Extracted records

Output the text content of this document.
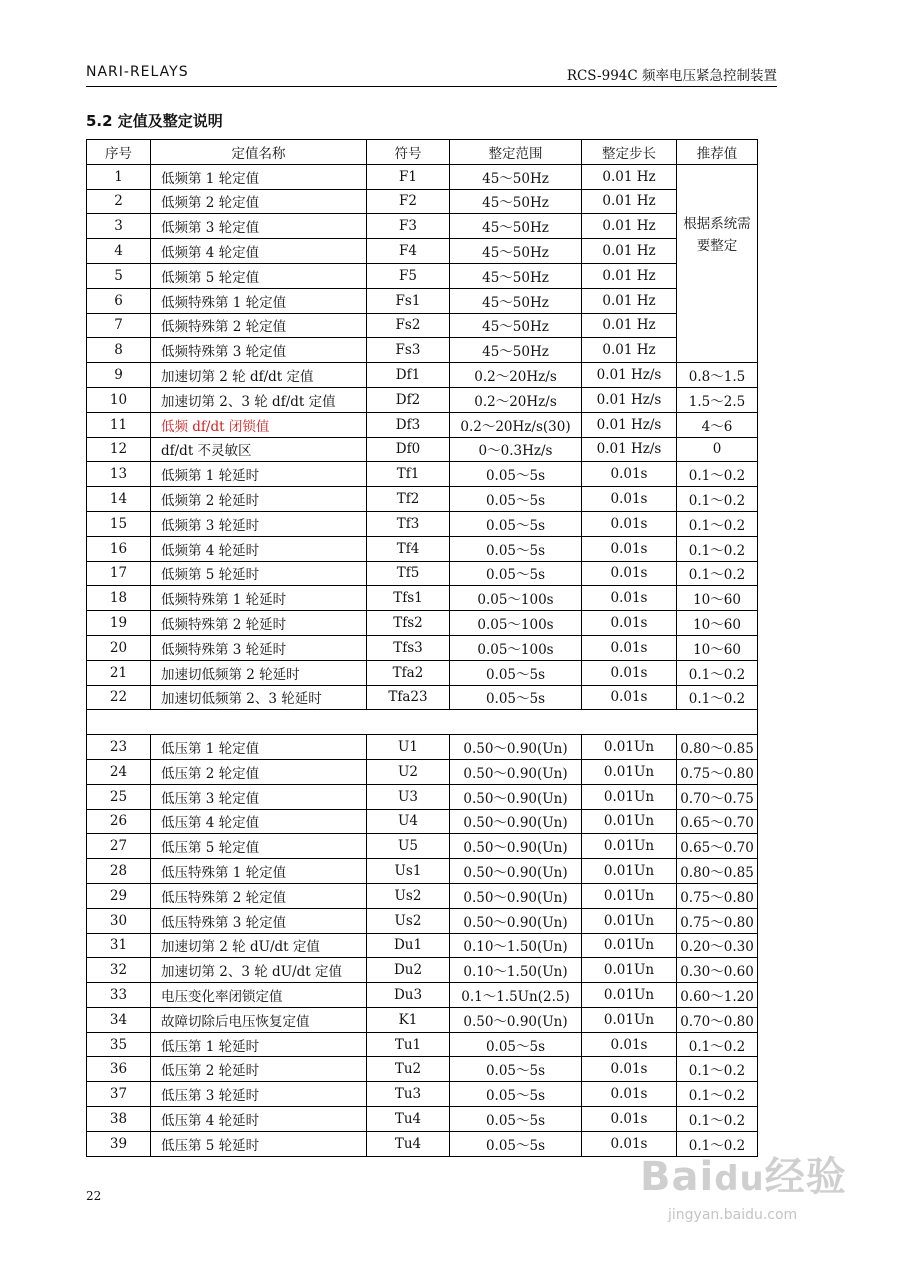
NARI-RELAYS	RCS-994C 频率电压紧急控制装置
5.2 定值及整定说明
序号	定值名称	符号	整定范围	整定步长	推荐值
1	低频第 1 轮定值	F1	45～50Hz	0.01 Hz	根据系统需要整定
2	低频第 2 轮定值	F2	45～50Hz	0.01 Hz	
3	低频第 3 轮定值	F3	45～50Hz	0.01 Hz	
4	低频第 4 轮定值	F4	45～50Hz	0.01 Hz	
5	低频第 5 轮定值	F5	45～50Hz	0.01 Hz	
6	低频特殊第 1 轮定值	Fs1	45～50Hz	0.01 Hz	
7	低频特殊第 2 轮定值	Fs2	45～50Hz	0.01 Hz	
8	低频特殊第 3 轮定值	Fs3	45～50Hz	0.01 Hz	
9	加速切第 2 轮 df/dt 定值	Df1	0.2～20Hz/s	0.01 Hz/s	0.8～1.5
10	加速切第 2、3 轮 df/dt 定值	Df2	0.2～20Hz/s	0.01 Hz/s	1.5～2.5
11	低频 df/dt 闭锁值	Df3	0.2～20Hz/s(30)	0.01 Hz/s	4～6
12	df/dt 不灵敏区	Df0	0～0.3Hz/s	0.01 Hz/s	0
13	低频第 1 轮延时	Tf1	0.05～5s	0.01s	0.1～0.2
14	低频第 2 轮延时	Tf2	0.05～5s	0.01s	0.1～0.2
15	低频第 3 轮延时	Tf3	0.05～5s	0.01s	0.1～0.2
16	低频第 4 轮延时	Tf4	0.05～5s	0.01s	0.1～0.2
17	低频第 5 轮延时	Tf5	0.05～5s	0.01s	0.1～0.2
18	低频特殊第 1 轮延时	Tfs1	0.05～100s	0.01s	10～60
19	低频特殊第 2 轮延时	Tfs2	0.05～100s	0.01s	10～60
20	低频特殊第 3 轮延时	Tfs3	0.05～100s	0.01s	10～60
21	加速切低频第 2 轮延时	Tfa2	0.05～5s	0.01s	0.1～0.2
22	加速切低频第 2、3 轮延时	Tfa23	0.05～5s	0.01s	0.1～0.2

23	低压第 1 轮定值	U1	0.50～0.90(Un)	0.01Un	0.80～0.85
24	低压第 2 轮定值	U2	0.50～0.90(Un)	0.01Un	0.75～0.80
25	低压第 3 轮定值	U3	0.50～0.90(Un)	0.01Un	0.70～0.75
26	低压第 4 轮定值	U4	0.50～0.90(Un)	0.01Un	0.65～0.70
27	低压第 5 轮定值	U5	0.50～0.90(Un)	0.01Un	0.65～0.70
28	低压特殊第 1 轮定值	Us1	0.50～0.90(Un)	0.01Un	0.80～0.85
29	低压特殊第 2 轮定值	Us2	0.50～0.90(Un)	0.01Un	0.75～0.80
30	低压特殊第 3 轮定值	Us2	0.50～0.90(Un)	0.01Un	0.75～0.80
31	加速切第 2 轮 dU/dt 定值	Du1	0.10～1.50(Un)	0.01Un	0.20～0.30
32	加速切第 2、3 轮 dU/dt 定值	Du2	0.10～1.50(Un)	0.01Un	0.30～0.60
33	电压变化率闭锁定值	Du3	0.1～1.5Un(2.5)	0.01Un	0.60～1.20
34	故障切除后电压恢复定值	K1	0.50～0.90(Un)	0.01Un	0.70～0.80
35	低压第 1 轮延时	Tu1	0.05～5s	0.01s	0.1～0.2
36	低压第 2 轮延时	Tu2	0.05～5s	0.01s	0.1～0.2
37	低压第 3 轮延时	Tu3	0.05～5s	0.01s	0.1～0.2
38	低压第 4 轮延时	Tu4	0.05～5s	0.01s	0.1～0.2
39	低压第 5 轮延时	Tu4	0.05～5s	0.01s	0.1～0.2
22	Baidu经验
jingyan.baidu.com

--

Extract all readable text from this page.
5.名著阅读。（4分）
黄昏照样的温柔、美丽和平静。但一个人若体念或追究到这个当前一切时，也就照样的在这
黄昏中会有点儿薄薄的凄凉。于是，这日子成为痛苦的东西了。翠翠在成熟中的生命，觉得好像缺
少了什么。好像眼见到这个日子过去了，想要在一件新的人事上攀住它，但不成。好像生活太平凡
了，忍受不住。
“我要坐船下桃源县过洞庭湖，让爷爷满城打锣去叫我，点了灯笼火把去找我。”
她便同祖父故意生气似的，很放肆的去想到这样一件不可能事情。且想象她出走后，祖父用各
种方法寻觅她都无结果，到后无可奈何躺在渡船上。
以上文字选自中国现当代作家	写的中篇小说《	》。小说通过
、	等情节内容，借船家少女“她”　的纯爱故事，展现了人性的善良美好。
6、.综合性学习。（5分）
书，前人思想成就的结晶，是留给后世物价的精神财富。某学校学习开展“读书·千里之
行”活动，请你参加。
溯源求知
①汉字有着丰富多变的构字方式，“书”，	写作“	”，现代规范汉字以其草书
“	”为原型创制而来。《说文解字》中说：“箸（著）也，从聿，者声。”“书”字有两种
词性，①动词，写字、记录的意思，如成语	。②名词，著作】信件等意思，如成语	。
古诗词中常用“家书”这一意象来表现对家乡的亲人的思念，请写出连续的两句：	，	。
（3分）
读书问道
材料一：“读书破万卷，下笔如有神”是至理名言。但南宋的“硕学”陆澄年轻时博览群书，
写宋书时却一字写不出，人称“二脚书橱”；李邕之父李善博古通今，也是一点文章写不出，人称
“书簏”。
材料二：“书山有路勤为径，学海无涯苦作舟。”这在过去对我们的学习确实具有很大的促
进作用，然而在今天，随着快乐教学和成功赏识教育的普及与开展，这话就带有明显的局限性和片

* The problem:
Copy every line that includes the string "this" from the material above.

* Task solution:
Output the text content of this document.
Extract all readable text from this page.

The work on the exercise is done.